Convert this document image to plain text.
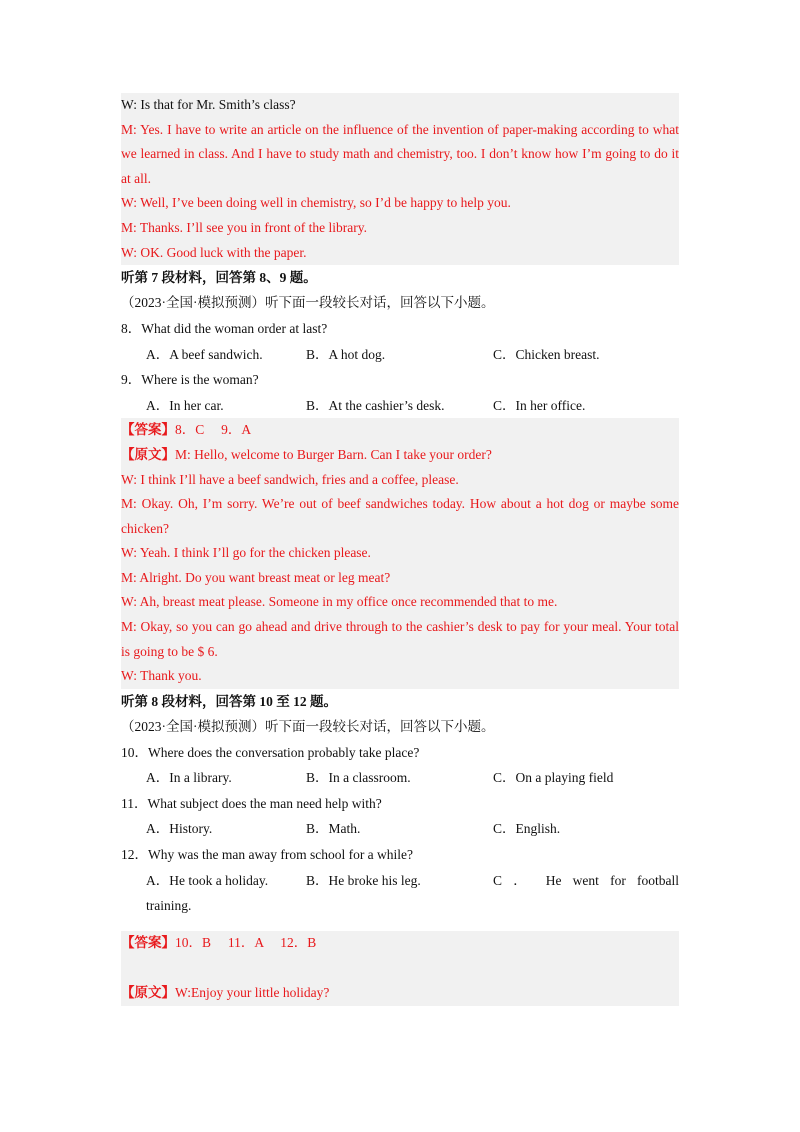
W: Is that for Mr. Smith’s class?
M: Yes. I have to write an article on the influence of the invention of paper-making according to what we learned in class. And I have to study math and chemistry, too. I don’t know how I’m going to do it at all.
W: Well, I’ve been doing well in chemistry, so I’d be happy to help you.
M: Thanks. I’ll see you in front of the library.
W: OK. Good luck with the paper.
听第 7 段材料，回答第 8、9 题。
（2023·全国·模拟预测）听下面一段较长对话，回答以下小题。
8．What did the woman order at last?
A．A beef sandwich.	B．A hot dog.	C．Chicken breast.
9．Where is the woman?
A．In her car.	B．At the cashier’s desk.	C．In her office.
【答案】8．C     9．A
【原文】M: Hello, welcome to Burger Barn. Can I take your order?
W: I think I’ll have a beef sandwich, fries and a coffee, please.
M: Okay. Oh, I’m sorry. We’re out of beef sandwiches today. How about a hot dog or maybe some chicken?
W: Yeah. I think I’ll go for the chicken please.
M: Alright. Do you want breast meat or leg meat?
W: Ah, breast meat please. Someone in my office once recommended that to me.
M: Okay, so you can go ahead and drive through to the cashier’s desk to pay for your meal. Your total is going to be $ 6.
W: Thank you.
听第 8 段材料，回答第 10 至 12 题。
（2023·全国·模拟预测）听下面一段较长对话，回答以下小题。
10．Where does the conversation probably take place?
A．In a library.	B．In a classroom.	C．On a playing field
11．What subject does the man need help with?
A．History.	B．Math.	C．English.
12．Why was the man away from school for a while?
A．He took a holiday.	B．He broke his leg.	C ． He went for football
training.
【答案】10．B     11．A     12．B
【原文】W:Enjoy your little holiday?
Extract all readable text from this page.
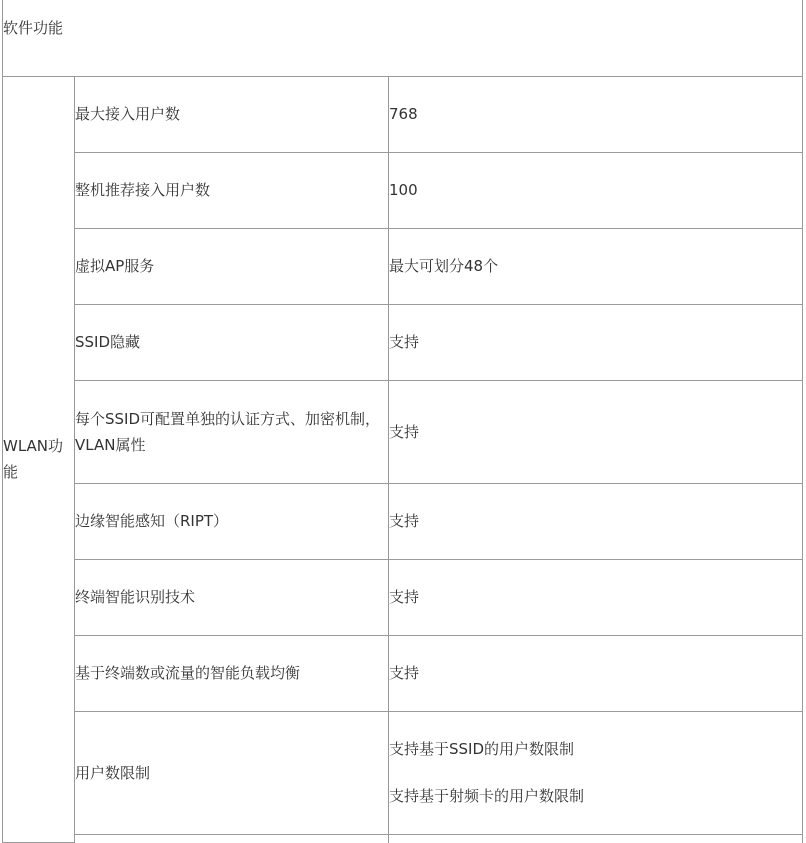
软件功能		
WLAN功能	最大接入用户数	768
	整机推荐接入用户数	100
	虚拟AP服务	最大可划分48个
	SSID隐藏	支持
	每个SSID可配置单独的认证方式、加密机制，VLAN属性	支持
	边缘智能感知（RIPT）	支持
	终端智能识别技术	支持
	基于终端数或流量的智能负载均衡	支持
	用户数限制	支持基于SSID的用户数限制
支持基于射频卡的用户数限制
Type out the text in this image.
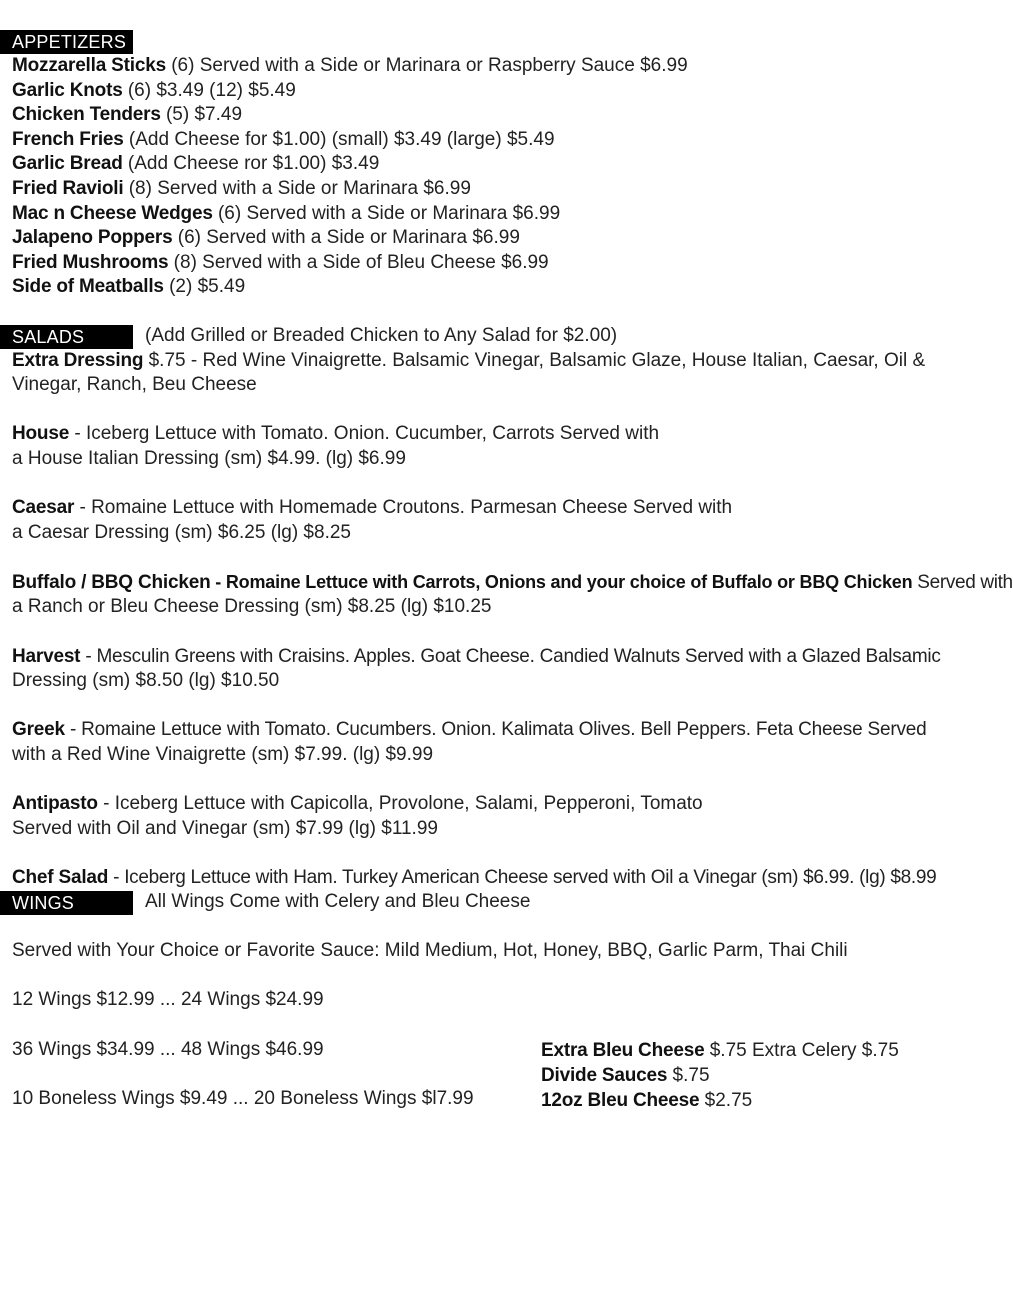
APPETIZERS
Mozzarella Sticks (6) Served with a Side or Marinara or Raspberry Sauce $6.99
Garlic Knots (6) $3.49 (12) $5.49
Chicken Tenders (5) $7.49
French Fries (Add Cheese for $1.00) (small) $3.49 (large) $5.49
Garlic Bread (Add Cheese ror $1.00) $3.49
Fried Ravioli (8) Served with a Side or Marinara $6.99
Mac n Cheese Wedges (6) Served with a Side or Marinara $6.99
Jalapeno Poppers (6) Served with a Side or Marinara $6.99
Fried Mushrooms (8) Served with a Side of Bleu Cheese $6.99
Side of Meatballs (2) $5.49
SALADS	(Add Grilled or Breaded Chicken to Any Salad for $2.00)
Extra Dressing $.75 - Red Wine Vinaigrette. Balsamic Vinegar, Balsamic Glaze, House Italian, Caesar, Oil & Vinegar, Ranch, Beu Cheese
House - Iceberg Lettuce with Tomato. Onion. Cucumber, Carrots Served with
a House Italian Dressing (sm) $4.99. (lg) $6.99
Caesar - Romaine Lettuce with Homemade Croutons. Parmesan Cheese Served with
a Caesar Dressing (sm) $6.25 (lg) $8.25
Buffalo / BBQ Chicken - Romaine Lettuce with Carrots, Onions and your choice of Buffalo or BBQ Chicken Served with
a Ranch or Bleu Cheese Dressing (sm) $8.25 (lg) $10.25
Harvest - Mesculin Greens with Craisins. Apples. Goat Cheese. Candied Walnuts Served with a Glazed Balsamic
Dressing (sm) $8.50 (lg) $10.50
Greek - Romaine Lettuce with Tomato. Cucumbers. Onion. Kalimata Olives. Bell Peppers. Feta Cheese Served
with a Red Wine Vinaigrette (sm) $7.99. (lg) $9.99
Antipasto - Iceberg Lettuce with Capicolla, Provolone, Salami, Pepperoni, Tomato
Served with Oil and Vinegar (sm) $7.99 (lg) $11.99
Chef Salad - Iceberg Lettuce with Ham. Turkey American Cheese served with Oil a Vinegar (sm) $6.99. (lg) $8.99
WINGS	All Wings Come with Celery and Bleu Cheese
Served with Your Choice or Favorite Sauce: Mild Medium, Hot, Honey, BBQ, Garlic Parm, Thai Chili
12 Wings $12.99 ... 24 Wings $24.99
36 Wings $34.99 ... 48 Wings $46.99
10 Boneless Wings $9.49 ... 20 Boneless Wings $l7.99
Extra Bleu Cheese $.75 Extra Celery $.75
Divide Sauces $.75
12oz Bleu Cheese $2.75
* * * * * * *
Read through the entries and copy every line that includes "Italian".

• **Expected output**
Extra Dressing $.75 - Red Wine Vinaigrette. Balsamic Vinegar, Balsamic Glaze, House Italian, Caesar, Oil & Vinegar, Ranch, Beu Cheese
a House Italian Dressing (sm) $4.99. (lg) $6.99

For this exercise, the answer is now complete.